Convert the lines below into a Markdown table with two columns, Index for the row number and Text for the line, skipping any blank lines.
══════
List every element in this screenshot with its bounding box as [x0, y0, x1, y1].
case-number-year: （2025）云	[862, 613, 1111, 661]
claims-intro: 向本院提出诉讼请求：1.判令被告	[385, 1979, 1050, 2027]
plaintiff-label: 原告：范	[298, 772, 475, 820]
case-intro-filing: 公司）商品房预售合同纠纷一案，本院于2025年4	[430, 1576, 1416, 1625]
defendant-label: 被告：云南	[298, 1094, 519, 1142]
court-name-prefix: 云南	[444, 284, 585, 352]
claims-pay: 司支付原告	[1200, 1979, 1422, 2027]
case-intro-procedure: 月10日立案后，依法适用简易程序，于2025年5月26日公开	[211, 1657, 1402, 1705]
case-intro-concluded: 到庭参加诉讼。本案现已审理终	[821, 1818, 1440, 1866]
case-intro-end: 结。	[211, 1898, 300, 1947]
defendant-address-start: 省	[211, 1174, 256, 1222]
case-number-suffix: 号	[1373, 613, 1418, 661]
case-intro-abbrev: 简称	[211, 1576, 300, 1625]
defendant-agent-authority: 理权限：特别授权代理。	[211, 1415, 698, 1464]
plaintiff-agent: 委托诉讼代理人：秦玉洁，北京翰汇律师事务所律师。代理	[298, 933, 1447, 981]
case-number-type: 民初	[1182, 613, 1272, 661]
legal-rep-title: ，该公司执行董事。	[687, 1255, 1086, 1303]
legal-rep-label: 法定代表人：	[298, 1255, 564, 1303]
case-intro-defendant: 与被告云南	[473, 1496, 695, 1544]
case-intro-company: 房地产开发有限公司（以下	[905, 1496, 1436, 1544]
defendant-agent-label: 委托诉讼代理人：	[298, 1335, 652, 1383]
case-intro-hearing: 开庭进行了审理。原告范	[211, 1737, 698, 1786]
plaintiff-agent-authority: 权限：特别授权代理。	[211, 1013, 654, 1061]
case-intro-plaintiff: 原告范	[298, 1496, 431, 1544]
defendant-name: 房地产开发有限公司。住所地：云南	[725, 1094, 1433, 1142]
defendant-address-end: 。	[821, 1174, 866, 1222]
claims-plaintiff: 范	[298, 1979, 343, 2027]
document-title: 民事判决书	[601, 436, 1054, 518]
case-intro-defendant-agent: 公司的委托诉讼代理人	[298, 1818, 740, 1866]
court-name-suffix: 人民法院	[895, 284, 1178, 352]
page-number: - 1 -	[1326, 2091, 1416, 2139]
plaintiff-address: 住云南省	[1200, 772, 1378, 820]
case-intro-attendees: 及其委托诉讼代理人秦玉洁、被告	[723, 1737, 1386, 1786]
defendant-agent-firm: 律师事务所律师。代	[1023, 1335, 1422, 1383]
══════
• [SOLUTION TO THE PROBLEM]:
| Index | Text |
|---|---|
| 1 | List every element in this screenshot with its bounding box as [x0, y0, x1, y1]. |
| 2 | case-number-year: （2025）云	[862, 613, 1111, 661] |
| 3 | claims-intro: 向本院提出诉讼请求：1.判令被告	[385, 1979, 1050, 2027] |
| 4 | plaintiff-label: 原告：范	[298, 772, 475, 820] |
| 5 | case-intro-filing: 公司）商品房预售合同纠纷一案，本院于2025年4	[430, 1576, 1416, 1625] |
| 6 | defendant-label: 被告：云南	[298, 1094, 519, 1142] |
| 7 | court-name-prefix: 云南	[444, 284, 585, 352] |
| 8 | claims-pay: 司支付原告	[1200, 1979, 1422, 2027] |
| 9 | case-intro-procedure: 月10日立案后，依法适用简易程序，于2025年5月26日公开	[211, 1657, 1402, 1705] |
| 10 | case-intro-concluded: 到庭参加诉讼。本案现已审理终	[821, 1818, 1440, 1866] |
| 11 | case-intro-end: 结。	[211, 1898, 300, 1947] |
| 12 | defendant-address-start: 省	[211, 1174, 256, 1222] |
| 13 | case-number-suffix: 号	[1373, 613, 1418, 661] |
| 14 | case-intro-abbrev: 简称	[211, 1576, 300, 1625] |
| 15 | defendant-agent-authority: 理权限：特别授权代理。	[211, 1415, 698, 1464] |
| 16 | plaintiff-agent: 委托诉讼代理人：秦玉洁，北京翰汇律师事务所律师。代理	[298, 933, 1447, 981] |
| 17 | case-number-type: 民初	[1182, 613, 1272, 661] |
| 18 | legal-rep-title: ，该公司执行董事。	[687, 1255, 1086, 1303] |
| 19 | legal-rep-label: 法定代表人：	[298, 1255, 564, 1303] |
| 20 | case-intro-defendant: 与被告云南	[473, 1496, 695, 1544] |
| 21 | case-intro-company: 房地产开发有限公司（以下	[905, 1496, 1436, 1544] |
| 22 | defendant-agent-label: 委托诉讼代理人：	[298, 1335, 652, 1383] |
| 23 | case-intro-hearing: 开庭进行了审理。原告范	[211, 1737, 698, 1786] |
| 24 | plaintiff-agent-authority: 权限：特别授权代理。	[211, 1013, 654, 1061] |
| 25 | case-intro-plaintiff: 原告范	[298, 1496, 431, 1544] |
| 26 | defendant-name: 房地产开发有限公司。住所地：云南	[725, 1094, 1433, 1142] |
| 27 | defendant-address-end: 。	[821, 1174, 866, 1222] |
| 28 | claims-plaintiff: 范	[298, 1979, 343, 2027] |
| 29 | document-title: 民事判决书	[601, 436, 1054, 518] |
| 30 | case-intro-defendant-agent: 公司的委托诉讼代理人	[298, 1818, 740, 1866] |
| 31 | court-name-suffix: 人民法院	[895, 284, 1178, 352] |
| 32 | page-number: - 1 -	[1326, 2091, 1416, 2139] |
| 33 | plaintiff-address: 住云南省	[1200, 772, 1378, 820] |
| 34 | case-intro-attendees: 及其委托诉讼代理人秦玉洁、被告	[723, 1737, 1386, 1786] |
| 35 | defendant-agent-firm: 律师事务所律师。代	[1023, 1335, 1422, 1383] |